** What is being asked **
From the entries below, gather every line containing the string "bienes".

(Stored entries)
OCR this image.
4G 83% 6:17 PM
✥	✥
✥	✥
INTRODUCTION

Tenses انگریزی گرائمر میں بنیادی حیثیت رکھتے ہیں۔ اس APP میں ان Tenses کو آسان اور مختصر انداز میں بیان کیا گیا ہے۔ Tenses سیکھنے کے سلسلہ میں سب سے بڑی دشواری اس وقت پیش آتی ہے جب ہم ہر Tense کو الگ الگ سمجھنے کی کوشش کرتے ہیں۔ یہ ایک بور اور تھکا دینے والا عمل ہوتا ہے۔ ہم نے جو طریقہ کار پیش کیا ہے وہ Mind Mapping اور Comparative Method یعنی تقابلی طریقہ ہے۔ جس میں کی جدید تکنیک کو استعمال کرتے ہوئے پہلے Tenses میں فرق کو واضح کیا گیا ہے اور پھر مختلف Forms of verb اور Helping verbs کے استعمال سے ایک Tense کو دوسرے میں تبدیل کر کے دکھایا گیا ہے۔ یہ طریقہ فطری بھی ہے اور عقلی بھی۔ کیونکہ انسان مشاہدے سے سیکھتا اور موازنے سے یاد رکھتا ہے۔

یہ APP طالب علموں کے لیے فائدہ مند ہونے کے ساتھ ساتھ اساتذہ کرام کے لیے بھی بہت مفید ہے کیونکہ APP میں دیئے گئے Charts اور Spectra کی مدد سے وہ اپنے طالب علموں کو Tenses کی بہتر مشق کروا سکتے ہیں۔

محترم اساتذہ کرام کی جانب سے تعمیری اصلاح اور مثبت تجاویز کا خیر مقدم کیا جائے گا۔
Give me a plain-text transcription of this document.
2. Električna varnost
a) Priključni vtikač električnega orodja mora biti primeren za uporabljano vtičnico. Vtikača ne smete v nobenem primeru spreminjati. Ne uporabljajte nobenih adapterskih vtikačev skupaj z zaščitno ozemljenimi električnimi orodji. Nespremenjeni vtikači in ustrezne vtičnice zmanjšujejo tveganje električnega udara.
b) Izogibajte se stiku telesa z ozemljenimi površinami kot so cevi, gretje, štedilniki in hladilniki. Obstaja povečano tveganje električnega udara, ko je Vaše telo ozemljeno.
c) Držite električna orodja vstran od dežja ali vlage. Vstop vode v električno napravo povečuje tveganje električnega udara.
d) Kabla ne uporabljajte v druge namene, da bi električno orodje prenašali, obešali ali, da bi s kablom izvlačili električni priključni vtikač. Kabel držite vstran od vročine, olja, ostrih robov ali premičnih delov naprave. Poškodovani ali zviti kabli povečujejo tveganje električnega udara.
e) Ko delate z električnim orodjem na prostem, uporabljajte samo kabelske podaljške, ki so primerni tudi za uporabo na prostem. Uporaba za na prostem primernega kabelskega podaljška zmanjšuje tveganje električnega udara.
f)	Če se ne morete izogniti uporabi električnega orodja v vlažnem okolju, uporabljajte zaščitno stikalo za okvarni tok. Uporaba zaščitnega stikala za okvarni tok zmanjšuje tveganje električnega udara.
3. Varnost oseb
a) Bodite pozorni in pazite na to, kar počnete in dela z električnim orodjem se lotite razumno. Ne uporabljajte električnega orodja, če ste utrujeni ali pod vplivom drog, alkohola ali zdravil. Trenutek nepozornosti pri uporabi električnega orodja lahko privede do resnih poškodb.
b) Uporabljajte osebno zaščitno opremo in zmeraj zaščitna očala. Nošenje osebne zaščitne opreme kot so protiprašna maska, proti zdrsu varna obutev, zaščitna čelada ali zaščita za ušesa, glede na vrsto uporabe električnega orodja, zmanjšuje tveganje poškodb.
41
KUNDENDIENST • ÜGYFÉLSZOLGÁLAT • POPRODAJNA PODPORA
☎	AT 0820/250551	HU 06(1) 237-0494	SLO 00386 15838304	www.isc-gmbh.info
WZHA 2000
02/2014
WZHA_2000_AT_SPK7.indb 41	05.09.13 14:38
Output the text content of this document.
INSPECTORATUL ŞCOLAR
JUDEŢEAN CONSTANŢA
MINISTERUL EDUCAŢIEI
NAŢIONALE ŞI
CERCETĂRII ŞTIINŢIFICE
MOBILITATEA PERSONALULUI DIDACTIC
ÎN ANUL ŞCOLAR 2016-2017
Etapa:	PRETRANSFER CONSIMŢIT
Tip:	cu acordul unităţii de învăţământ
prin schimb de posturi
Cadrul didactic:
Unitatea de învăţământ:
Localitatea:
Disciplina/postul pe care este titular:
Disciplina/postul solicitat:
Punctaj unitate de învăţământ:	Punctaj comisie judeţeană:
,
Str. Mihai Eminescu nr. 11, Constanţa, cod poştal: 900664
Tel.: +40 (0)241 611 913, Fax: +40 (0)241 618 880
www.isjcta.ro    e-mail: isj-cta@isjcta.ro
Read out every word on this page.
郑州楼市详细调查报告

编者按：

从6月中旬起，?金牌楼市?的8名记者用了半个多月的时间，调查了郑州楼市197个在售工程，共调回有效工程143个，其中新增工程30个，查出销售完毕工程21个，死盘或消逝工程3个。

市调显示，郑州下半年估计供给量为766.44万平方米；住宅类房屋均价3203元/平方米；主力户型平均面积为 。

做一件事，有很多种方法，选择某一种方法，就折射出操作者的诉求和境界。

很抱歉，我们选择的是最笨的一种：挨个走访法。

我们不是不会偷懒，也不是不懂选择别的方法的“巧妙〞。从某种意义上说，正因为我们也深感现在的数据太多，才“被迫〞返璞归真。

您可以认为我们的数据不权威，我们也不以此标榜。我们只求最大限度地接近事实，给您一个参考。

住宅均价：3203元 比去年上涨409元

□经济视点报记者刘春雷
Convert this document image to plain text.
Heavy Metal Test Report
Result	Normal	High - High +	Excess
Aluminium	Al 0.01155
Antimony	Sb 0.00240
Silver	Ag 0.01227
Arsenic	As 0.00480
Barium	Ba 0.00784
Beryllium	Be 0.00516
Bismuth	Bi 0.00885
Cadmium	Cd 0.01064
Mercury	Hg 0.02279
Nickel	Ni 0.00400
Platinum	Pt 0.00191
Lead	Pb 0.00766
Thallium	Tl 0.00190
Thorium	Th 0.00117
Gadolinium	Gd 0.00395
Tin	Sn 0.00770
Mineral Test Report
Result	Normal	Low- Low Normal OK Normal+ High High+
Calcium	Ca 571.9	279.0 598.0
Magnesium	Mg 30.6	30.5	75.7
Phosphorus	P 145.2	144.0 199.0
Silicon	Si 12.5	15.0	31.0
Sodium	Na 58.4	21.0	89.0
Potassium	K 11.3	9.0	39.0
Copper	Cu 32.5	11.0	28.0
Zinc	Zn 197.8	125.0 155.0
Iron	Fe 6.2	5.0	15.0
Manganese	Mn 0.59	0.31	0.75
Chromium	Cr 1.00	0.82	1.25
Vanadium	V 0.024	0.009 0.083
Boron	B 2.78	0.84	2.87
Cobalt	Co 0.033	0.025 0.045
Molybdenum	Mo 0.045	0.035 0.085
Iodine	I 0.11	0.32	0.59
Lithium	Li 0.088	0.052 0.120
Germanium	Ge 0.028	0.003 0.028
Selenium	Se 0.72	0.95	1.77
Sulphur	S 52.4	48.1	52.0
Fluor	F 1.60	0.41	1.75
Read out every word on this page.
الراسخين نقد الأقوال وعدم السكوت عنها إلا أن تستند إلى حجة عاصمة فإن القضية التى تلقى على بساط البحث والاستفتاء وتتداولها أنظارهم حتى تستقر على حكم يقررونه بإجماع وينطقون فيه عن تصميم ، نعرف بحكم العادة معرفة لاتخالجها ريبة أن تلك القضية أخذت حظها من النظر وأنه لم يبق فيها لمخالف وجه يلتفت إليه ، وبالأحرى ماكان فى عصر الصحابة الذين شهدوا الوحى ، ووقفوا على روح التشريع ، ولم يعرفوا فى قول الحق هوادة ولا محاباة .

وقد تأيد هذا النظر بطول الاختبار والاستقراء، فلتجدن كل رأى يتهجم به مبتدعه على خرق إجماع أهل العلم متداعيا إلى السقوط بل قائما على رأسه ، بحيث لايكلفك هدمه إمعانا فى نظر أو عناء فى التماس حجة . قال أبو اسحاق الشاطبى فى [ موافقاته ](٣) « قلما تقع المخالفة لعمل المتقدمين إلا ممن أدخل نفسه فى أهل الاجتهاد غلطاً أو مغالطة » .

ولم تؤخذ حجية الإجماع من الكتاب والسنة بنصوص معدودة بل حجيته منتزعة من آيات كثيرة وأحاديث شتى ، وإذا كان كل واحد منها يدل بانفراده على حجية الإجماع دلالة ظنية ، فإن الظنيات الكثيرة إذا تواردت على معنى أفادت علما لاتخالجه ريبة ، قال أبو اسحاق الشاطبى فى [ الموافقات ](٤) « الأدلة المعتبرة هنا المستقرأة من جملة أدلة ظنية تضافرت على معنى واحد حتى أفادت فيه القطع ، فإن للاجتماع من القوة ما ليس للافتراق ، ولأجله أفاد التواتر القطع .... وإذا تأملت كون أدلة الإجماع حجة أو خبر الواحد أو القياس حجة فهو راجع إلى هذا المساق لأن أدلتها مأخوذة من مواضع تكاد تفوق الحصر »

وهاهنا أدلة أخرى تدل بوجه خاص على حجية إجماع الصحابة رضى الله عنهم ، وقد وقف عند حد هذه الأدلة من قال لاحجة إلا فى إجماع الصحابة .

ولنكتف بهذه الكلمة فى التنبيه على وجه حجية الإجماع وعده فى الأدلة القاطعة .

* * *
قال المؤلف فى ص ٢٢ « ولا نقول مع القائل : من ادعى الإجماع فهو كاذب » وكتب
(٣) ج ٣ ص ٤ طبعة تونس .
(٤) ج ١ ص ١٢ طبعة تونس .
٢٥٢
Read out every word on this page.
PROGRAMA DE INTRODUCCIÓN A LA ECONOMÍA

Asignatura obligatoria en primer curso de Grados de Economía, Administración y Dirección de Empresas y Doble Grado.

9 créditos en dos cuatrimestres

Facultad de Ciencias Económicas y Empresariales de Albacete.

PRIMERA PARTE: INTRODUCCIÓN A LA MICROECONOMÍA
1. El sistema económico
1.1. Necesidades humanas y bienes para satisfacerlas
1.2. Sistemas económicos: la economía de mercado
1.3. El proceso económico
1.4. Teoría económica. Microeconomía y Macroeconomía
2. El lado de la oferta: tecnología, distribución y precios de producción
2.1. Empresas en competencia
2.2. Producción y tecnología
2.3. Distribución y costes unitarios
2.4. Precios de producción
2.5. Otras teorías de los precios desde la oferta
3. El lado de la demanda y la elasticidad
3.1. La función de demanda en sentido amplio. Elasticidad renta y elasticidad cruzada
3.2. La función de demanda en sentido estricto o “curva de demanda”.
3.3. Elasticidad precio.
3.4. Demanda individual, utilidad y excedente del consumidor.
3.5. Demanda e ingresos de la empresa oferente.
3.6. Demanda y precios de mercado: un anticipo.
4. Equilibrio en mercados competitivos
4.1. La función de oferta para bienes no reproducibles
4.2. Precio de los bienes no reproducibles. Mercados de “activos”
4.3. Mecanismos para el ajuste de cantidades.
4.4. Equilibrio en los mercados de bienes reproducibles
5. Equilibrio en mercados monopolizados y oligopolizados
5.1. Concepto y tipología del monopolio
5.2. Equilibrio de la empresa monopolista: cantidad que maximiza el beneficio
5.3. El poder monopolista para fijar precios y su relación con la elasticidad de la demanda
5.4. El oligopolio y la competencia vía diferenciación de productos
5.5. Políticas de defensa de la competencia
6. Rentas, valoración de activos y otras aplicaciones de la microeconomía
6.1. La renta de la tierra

** Answer to the problem **
1.1. Necesidades humanas y bienes para satisfacerlas
4.1. La función de oferta para bienes no reproducibles
4.2. Precio de los bienes no reproducibles. Mercados de “activos”
4.4. Equilibrio en los mercados de bienes reproducibles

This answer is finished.